__Extrait à lire__:

....

Entretien avec Al Gore conduit
par Stefan Aust et Martin Scholz
(pour Welt am Sonntag)
«Présenté hors compétition au dernier Festival de Cannes, Une suite qui dérange: le temps de l’action est la suite du premier opus Une vérité qui dérange (2006) qui avait valu à son acteur principal, Al Gore, de parcourir le monde afin de sensibiliser le plus grand nombre à la lutte pour la préservation du climat.
Dix ans plus tard, l’ancien vice-président américain refait donc le tour du monde des salles, pour inviter chacun d’entre nous à dépasser le stade de la prévention pour passer à l’action. Dans ce nouveau documentaire, Al Gore cible aussi l’inconscience de l’actuel président américain, Donald Trump, qui détricote toutes les initiatives entreprises pour mener une politique soucieuse de la préservation de l’environnement.» (Réd.)
L’ancien vice-président américain Al Gore présente son dernier documentaire Une suite qui dérange: le temps de l’action, pour dénoncer à nouveau le réchauffement climatique.
En 2007, Une vérité qui dérange avait remporté deux Oscars et Gore avait obtenu le prix Nobel de la paix pour son engagement politique en faveur de l’environnement. A présent, il témoigne de la dégradation opérée depuis: incendies de forêt, fonte des glaciers, chaussées inondées.
Nous rencontrons Al Gore juste avant la manifestation violente de l’extrême droite américaine à Charlottesville, dont les commentaires de Donald Trump avaient minimisé la gravité. Gore a confié sans équivoque au site internet américain LADbible ce qu’il recommanderait à Trump à présent: «Démissionner!»
Tout au long de l’entretien, Al Gore tend régulièrement la main vers un bol de cacahuètes. Il grignote en écoutant et parfois même en parlant. L’ancien vice-président des États-Unis sous Bill Clinton est soumis à moult questions à propos de Donald Trump. Il donne l’impression de réduire les cacahuètes en poudre. On entend très nettement le craquement en écoutant l’enregistrement…
Vous vous êtes souvent décrit comme un recovering politician, un politicien en manque. Donald Trump a 71 ans et vous 69. Si l’on vous demandait, en des temps aussi déroutants qu’aujourd’hui, si vous vous représenteriez, quelle serait votre réponse?
Aussi longtemps que je parviens à ne pas rechuter et à mener une vie sans politique, une rechute est fort improbable.
La conduite chaotique et clivante du gouvernement par l’actuel Président ne vous a-t-elle pas mené à vous pencher à nouveau sur la question?

....

[Entrées de données recueillies]

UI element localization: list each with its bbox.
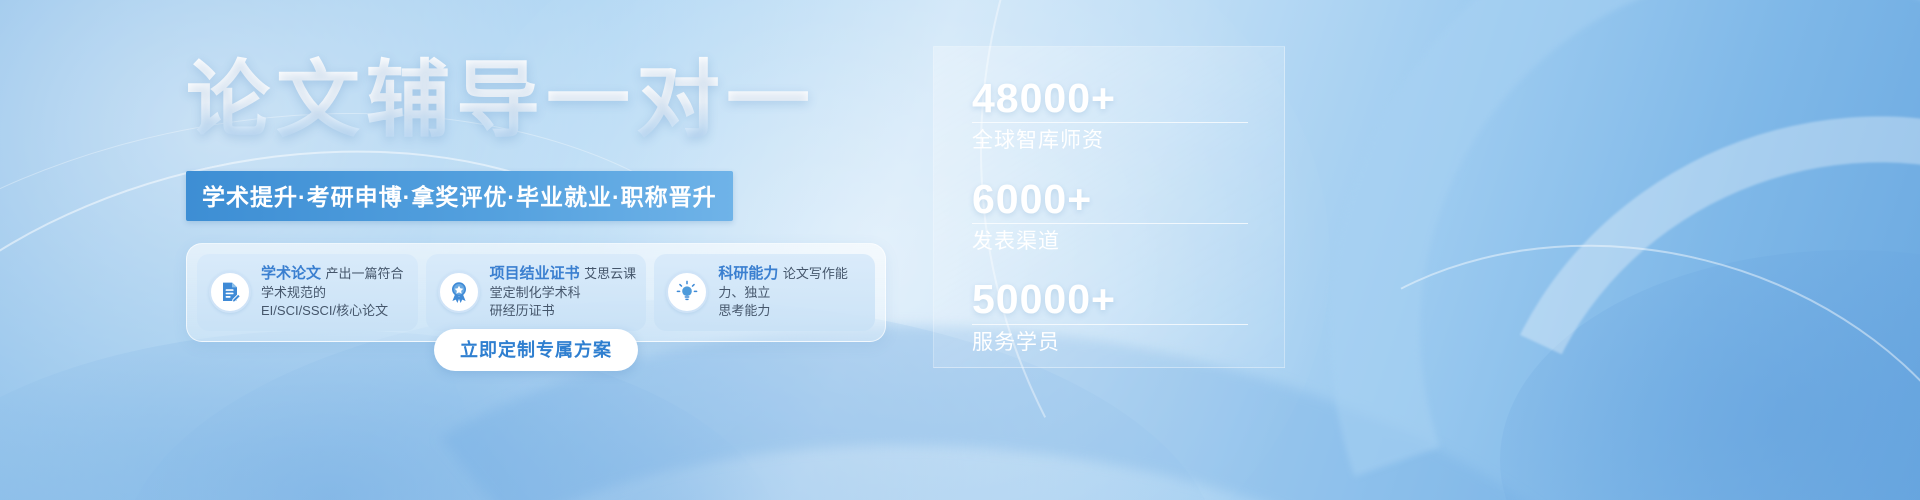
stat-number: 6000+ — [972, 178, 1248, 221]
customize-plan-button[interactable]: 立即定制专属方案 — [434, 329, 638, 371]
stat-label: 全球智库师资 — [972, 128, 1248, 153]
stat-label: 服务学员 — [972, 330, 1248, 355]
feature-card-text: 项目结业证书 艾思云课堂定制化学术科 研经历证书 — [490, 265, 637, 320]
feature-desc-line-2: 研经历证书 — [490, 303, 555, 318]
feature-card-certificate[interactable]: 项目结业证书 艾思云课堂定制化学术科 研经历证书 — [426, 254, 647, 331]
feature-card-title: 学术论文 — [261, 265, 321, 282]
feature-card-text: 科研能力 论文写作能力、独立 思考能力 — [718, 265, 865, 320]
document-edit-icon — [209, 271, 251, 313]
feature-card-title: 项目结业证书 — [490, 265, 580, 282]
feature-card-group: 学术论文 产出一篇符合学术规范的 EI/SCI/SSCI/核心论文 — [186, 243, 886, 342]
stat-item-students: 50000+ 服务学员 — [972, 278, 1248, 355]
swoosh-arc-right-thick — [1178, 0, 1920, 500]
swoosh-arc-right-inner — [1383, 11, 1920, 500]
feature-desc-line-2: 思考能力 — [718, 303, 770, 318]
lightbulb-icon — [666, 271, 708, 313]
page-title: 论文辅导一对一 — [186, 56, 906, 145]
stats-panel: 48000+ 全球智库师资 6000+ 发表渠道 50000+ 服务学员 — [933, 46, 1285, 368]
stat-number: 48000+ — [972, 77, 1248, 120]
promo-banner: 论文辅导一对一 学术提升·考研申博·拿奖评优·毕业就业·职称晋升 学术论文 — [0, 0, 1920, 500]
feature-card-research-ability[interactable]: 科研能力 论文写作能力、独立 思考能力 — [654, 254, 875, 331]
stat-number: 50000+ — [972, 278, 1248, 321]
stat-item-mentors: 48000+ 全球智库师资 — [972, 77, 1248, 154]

....

__Consigne__: Selon l'extrait, combien d'Oscars le film Une vérité qui dérange a-t-il remportés ? Répondez en une phrase, s'il vous plaît.

__Corrigé__: Une vérité qui dérange a remporté deux Oscars.